Rewrite the lines of every row below, replacing each "Nástroje" with "Tools" and keeping everything else unchanged. Leave the pictures out of your answer.

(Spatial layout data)

● ● ● ●

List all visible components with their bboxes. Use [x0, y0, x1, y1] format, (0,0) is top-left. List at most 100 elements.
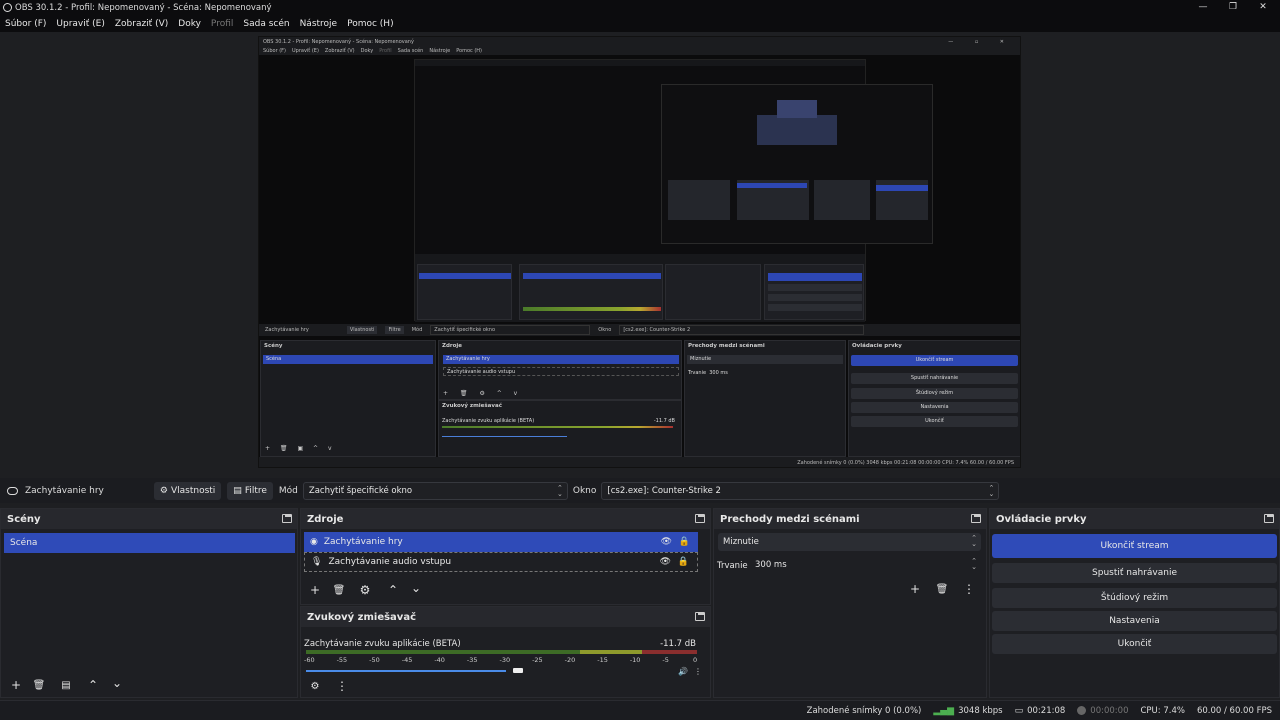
preview-menu-item: Profil	[379, 47, 392, 54]
meter-tick-label: -15	[597, 656, 608, 664]
preview-scenes-title: Scény	[264, 343, 283, 349]
spin-arrows-icon: ⌃ ⌄	[988, 483, 995, 498]
chevron-up-icon[interactable]: ⌃	[84, 676, 102, 694]
bitrate: ▂▄▆ 3048 kbps	[933, 706, 1002, 716]
meter-tick-label: -5	[662, 656, 669, 664]
meter-tick-label: 0	[693, 656, 698, 664]
preview-properties: Vlastnosti	[346, 326, 378, 334]
source-item[interactable]: ◉ Zachytávanie hry 👁 🔒	[304, 532, 698, 552]
chevron-down-icon[interactable]: ⌄	[108, 674, 126, 692]
transition-value: Miznutie	[723, 537, 759, 547]
nested-preview-level2	[661, 84, 933, 244]
preview-transitions-dock: Prechody medzi scénami Miznutie Trvanie …	[684, 340, 846, 457]
preview-scene-item: Scéna	[263, 355, 433, 364]
preview-menu-item: Nástroje	[429, 47, 451, 54]
exit-label: Ukončiť	[1117, 639, 1152, 649]
stop-streaming-button[interactable]: Ukončiť stream	[992, 534, 1277, 558]
menu-tools[interactable]: Nástroje	[300, 19, 338, 29]
preview-menu-item: Sada scén	[397, 47, 424, 54]
broadcast-icon: ▭	[1014, 705, 1024, 716]
undock-icon[interactable]	[695, 514, 705, 523]
source-item[interactable]: 🎙 Zachytávanie audio vstupu 👁 🔒	[304, 552, 698, 572]
meter-tick-label: -35	[466, 656, 478, 664]
eye-icon[interactable]: 👁	[661, 537, 672, 547]
scene-item[interactable]: Scéna	[4, 533, 295, 553]
trash-icon[interactable]: 🗑	[30, 676, 48, 694]
preview-controls-title: Ovládacie prvky	[852, 343, 902, 349]
properties-button[interactable]: ⚙ Vlastnosti	[153, 481, 222, 500]
mixer-title: Zvukový zmiešavač	[307, 611, 417, 623]
source-toolbar: Zachytávanie hry ⚙ Vlastnosti ▤ Filtre M…	[0, 478, 1280, 503]
lock-icon[interactable]: 🔒	[679, 537, 690, 547]
filter-icon[interactable]: ▤	[57, 676, 75, 694]
preview-mixer-title: Zvukový zmiešavač	[442, 403, 502, 409]
spin-arrows-icon: ⌃ ⌄	[971, 534, 977, 548]
mode-select[interactable]: Zachytiť špecifické okno ⌃ ⌄	[302, 481, 568, 500]
preview-title: OBS 30.1.2 - Profil: Nepomenovaný - Scén…	[263, 38, 414, 45]
restore-icon[interactable]: ❐	[1218, 0, 1248, 14]
undock-icon[interactable]	[971, 514, 981, 523]
advanced-audio-icon[interactable]: ⚙	[306, 677, 324, 695]
start-recording-button[interactable]: Spustiť nahrávanie	[992, 563, 1277, 583]
undock-icon[interactable]	[282, 514, 292, 523]
trash-icon[interactable]: 🗑	[933, 580, 951, 598]
menu-scene-collection[interactable]: Sada scén	[243, 19, 289, 29]
mode-label: Mód	[278, 485, 298, 496]
chevron-up-icon[interactable]: ⌃	[384, 581, 402, 599]
menu-dots-icon[interactable]: ⋮	[694, 667, 702, 676]
mixer-channel-name: Zachytávanie zvuku aplikácie (BETA)	[304, 639, 461, 649]
filters-button[interactable]: ▤ Filtre	[227, 481, 273, 500]
preview-source-1: Zachytávanie hry	[443, 355, 679, 364]
add-icon[interactable]: +	[306, 581, 324, 599]
duration-spinbox[interactable]: 300 ms ⌃ ⌄	[750, 556, 981, 574]
signal-bars-icon: ▂▄▆	[933, 705, 955, 716]
menu-edit[interactable]: Upraviť (E)	[56, 19, 104, 29]
undock-icon[interactable]	[1264, 514, 1274, 523]
cpu-text: CPU: 7.4%	[1140, 705, 1185, 716]
chevron-down-icon[interactable]: ⌄	[407, 579, 425, 597]
speaker-icon[interactable]: 🔊	[678, 667, 688, 676]
minimize-icon[interactable]: —	[1188, 0, 1218, 14]
menu-dots-icon[interactable]: ⋮	[960, 580, 978, 598]
record-icon	[1077, 706, 1087, 715]
undock-icon[interactable]	[695, 612, 705, 621]
preview-scenes-dock: Scény Scéna + 🗑 ▣ ^ v	[260, 340, 436, 457]
close-icon[interactable]: ✕	[1248, 0, 1278, 14]
trash-icon[interactable]: 🗑	[330, 581, 348, 599]
menu-file[interactable]: Súbor (F)	[5, 19, 46, 29]
menu-profile[interactable]: Profil	[211, 19, 233, 29]
preview-ctrl-settings: Nastavenia	[851, 402, 1018, 413]
add-icon[interactable]: +	[7, 676, 25, 694]
meter-tick-label: -40	[434, 656, 445, 664]
controls-title: Ovládacie prvky	[996, 513, 1087, 525]
settings-button[interactable]: Nastavenia	[992, 611, 1277, 631]
scenes-dock: Scény Scéna + 🗑 ▤ ⌃ ⌄	[0, 508, 298, 698]
preview-window-label: Okno	[598, 327, 612, 333]
menu-bar: Súbor (F) Upraviť (E) Zobraziť (V) Doky …	[0, 15, 1280, 32]
preview-duration-value: 300 ms	[709, 370, 728, 376]
menu-view[interactable]: Zobraziť (V)	[115, 19, 168, 29]
program-preview[interactable]: OBS 30.1.2 - Profil: Nepomenovaný - Scén…	[258, 36, 1021, 468]
lock-icon[interactable]: 🔒	[678, 557, 689, 567]
studio-mode-button[interactable]: Štúdiový režim	[992, 588, 1277, 608]
audio-mixer-dock: Zvukový zmiešavač Zachytávanie zvuku apl…	[300, 606, 711, 698]
menu-help[interactable]: Pomoc (H)	[347, 19, 394, 29]
window-select[interactable]: [cs2.exe]: Counter-Strike 2 ⌃ ⌄	[601, 481, 1000, 500]
preview-source-name: Zachytávanie hry	[265, 327, 309, 333]
eye-icon[interactable]: 👁	[660, 557, 671, 567]
gear-icon[interactable]: ⚙	[356, 581, 374, 599]
preview-menu-item: Súbor (F)	[263, 47, 286, 54]
volume-slider-handle[interactable]	[512, 668, 523, 673]
obs-logo-icon	[3, 3, 12, 12]
bitrate-text: 3048 kbps	[958, 705, 1003, 716]
add-icon[interactable]: +	[906, 580, 924, 598]
volume-slider-track[interactable]	[306, 670, 506, 672]
duration-label: Trvanie	[717, 561, 748, 571]
gamepad-icon: ◉	[310, 537, 318, 547]
exit-button[interactable]: Ukončiť	[992, 634, 1277, 654]
sources-dock-header: Zdroje	[301, 509, 710, 529]
menu-dots-icon[interactable]: ⋮	[333, 677, 351, 695]
menu-docks[interactable]: Doky	[178, 19, 201, 29]
preview-mixer-channel: Zachytávanie zvuku aplikácie (BETA)	[442, 418, 535, 424]
transition-select[interactable]: Miznutie ⌃ ⌄	[718, 533, 981, 551]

● ● ● ●

* SOLUTION FOR THIS PROBLEM *
List all visible components with their bboxes. Use [x0, y0, x1, y1] format, (0,0) is top-left. List at most 100 elements.
preview-menu-item: Profil	[379, 47, 392, 54]
meter-tick-label: -15	[597, 656, 608, 664]
preview-scenes-title: Scény	[264, 343, 283, 349]
spin-arrows-icon: ⌃ ⌄	[988, 483, 995, 498]
chevron-up-icon[interactable]: ⌃	[84, 676, 102, 694]
bitrate: ▂▄▆ 3048 kbps	[933, 706, 1002, 716]
meter-tick-label: -5	[662, 656, 669, 664]
meter-tick-label: 0	[693, 656, 698, 664]
preview-properties: Vlastnosti	[346, 326, 378, 334]
source-item[interactable]: ◉ Zachytávanie hry 👁 🔒	[304, 532, 698, 552]
chevron-down-icon[interactable]: ⌄	[108, 674, 126, 692]
transition-value: Miznutie	[723, 537, 759, 547]
nested-preview-level2	[661, 84, 933, 244]
preview-transitions-dock: Prechody medzi scénami Miznutie Trvanie …	[684, 340, 846, 457]
preview-scene-item: Scéna	[263, 355, 433, 364]
preview-menu-item: Tools	[429, 47, 451, 54]
exit-label: Ukončiť	[1117, 639, 1152, 649]
stop-streaming-button[interactable]: Ukončiť stream	[992, 534, 1277, 558]
menu-tools[interactable]: Tools	[300, 19, 338, 29]
preview-menu-item: Sada scén	[397, 47, 424, 54]
broadcast-icon: ▭	[1014, 705, 1024, 716]
undock-icon[interactable]	[695, 514, 705, 523]
source-item[interactable]: 🎙 Zachytávanie audio vstupu 👁 🔒	[304, 552, 698, 572]
meter-tick-label: -35	[466, 656, 478, 664]
eye-icon[interactable]: 👁	[661, 537, 672, 547]
scene-item[interactable]: Scéna	[4, 533, 295, 553]
trash-icon[interactable]: 🗑	[30, 676, 48, 694]
preview-controls-title: Ovládacie prvky	[852, 343, 902, 349]
properties-button[interactable]: ⚙ Vlastnosti	[153, 481, 222, 500]
mixer-title: Zvukový zmiešavač	[307, 611, 417, 623]
source-toolbar: Zachytávanie hry ⚙ Vlastnosti ▤ Filtre M…	[0, 478, 1280, 503]
lock-icon[interactable]: 🔒	[679, 537, 690, 547]
filter-icon[interactable]: ▤	[57, 676, 75, 694]
preview-mixer-title: Zvukový zmiešavač	[442, 403, 502, 409]
spin-arrows-icon: ⌃ ⌄	[971, 534, 977, 548]
mode-select[interactable]: Zachytiť špecifické okno ⌃ ⌄	[302, 481, 568, 500]
preview-title: OBS 30.1.2 - Profil: Nepomenovaný - Scén…	[263, 38, 414, 45]
restore-icon[interactable]: ❐	[1218, 0, 1248, 14]
undock-icon[interactable]	[971, 514, 981, 523]
advanced-audio-icon[interactable]: ⚙	[306, 677, 324, 695]
start-recording-button[interactable]: Spustiť nahrávanie	[992, 563, 1277, 583]
undock-icon[interactable]	[282, 514, 292, 523]
trash-icon[interactable]: 🗑	[933, 580, 951, 598]
menu-scene-collection[interactable]: Sada scén	[243, 19, 289, 29]
mode-label: Mód	[278, 485, 298, 496]
chevron-up-icon[interactable]: ⌃	[384, 581, 402, 599]
menu-dots-icon[interactable]: ⋮	[694, 667, 702, 676]
mixer-channel-name: Zachytávanie zvuku aplikácie (BETA)	[304, 639, 461, 649]
filters-button[interactable]: ▤ Filtre	[227, 481, 273, 500]
preview-source-1: Zachytávanie hry	[443, 355, 679, 364]
add-icon[interactable]: +	[306, 581, 324, 599]
duration-spinbox[interactable]: 300 ms ⌃ ⌄	[750, 556, 981, 574]
signal-bars-icon: ▂▄▆	[933, 705, 955, 716]
menu-edit[interactable]: Upraviť (E)	[56, 19, 104, 29]
undock-icon[interactable]	[1264, 514, 1274, 523]
cpu-text: CPU: 7.4%	[1140, 705, 1185, 716]
chevron-down-icon[interactable]: ⌄	[407, 579, 425, 597]
speaker-icon[interactable]: 🔊	[678, 667, 688, 676]
minimize-icon[interactable]: —	[1188, 0, 1218, 14]
menu-dots-icon[interactable]: ⋮	[960, 580, 978, 598]
record-icon	[1077, 706, 1087, 715]
undock-icon[interactable]	[695, 612, 705, 621]
preview-scenes-dock: Scény Scéna + 🗑 ▣ ^ v	[260, 340, 436, 457]
close-icon[interactable]: ✕	[1248, 0, 1278, 14]
trash-icon[interactable]: 🗑	[330, 581, 348, 599]
menu-file[interactable]: Súbor (F)	[5, 19, 46, 29]
menu-profile[interactable]: Profil	[211, 19, 233, 29]
preview-ctrl-settings: Nastavenia	[851, 402, 1018, 413]
add-icon[interactable]: +	[7, 676, 25, 694]
meter-tick-label: -40	[434, 656, 445, 664]
controls-title: Ovládacie prvky	[996, 513, 1087, 525]
settings-button[interactable]: Nastavenia	[992, 611, 1277, 631]
scenes-dock: Scény Scéna + 🗑 ▤ ⌃ ⌄	[0, 508, 298, 698]
preview-window-label: Okno	[598, 327, 612, 333]
menu-bar: Súbor (F) Upraviť (E) Zobraziť (V) Doky …	[0, 15, 1280, 32]
preview-duration-value: 300 ms	[709, 370, 728, 376]
menu-view[interactable]: Zobraziť (V)	[115, 19, 168, 29]
program-preview[interactable]: OBS 30.1.2 - Profil: Nepomenovaný - Scén…	[258, 36, 1021, 468]
lock-icon[interactable]: 🔒	[678, 557, 689, 567]
studio-mode-button[interactable]: Štúdiový režim	[992, 588, 1277, 608]
audio-mixer-dock: Zvukový zmiešavač Zachytávanie zvuku apl…	[300, 606, 711, 698]
menu-help[interactable]: Pomoc (H)	[347, 19, 394, 29]
window-select[interactable]: [cs2.exe]: Counter-Strike 2 ⌃ ⌄	[601, 481, 1000, 500]
preview-source-name: Zachytávanie hry	[265, 327, 309, 333]
eye-icon[interactable]: 👁	[660, 557, 671, 567]
gear-icon[interactable]: ⚙	[356, 581, 374, 599]
preview-menu-item: Súbor (F)	[263, 47, 286, 54]
volume-slider-handle[interactable]	[512, 668, 523, 673]
obs-logo-icon	[3, 3, 12, 12]
bitrate-text: 3048 kbps	[958, 705, 1003, 716]
add-icon[interactable]: +	[906, 580, 924, 598]
volume-slider-track[interactable]	[306, 670, 506, 672]
duration-label: Trvanie	[717, 561, 748, 571]
gamepad-icon: ◉	[310, 537, 318, 547]
exit-button[interactable]: Ukončiť	[992, 634, 1277, 654]
sources-dock-header: Zdroje	[301, 509, 710, 529]
menu-dots-icon[interactable]: ⋮	[333, 677, 351, 695]
menu-docks[interactable]: Doky	[178, 19, 201, 29]
preview-mixer-channel: Zachytávanie zvuku aplikácie (BETA)	[442, 418, 535, 424]
transition-select[interactable]: Miznutie ⌃ ⌄	[718, 533, 981, 551]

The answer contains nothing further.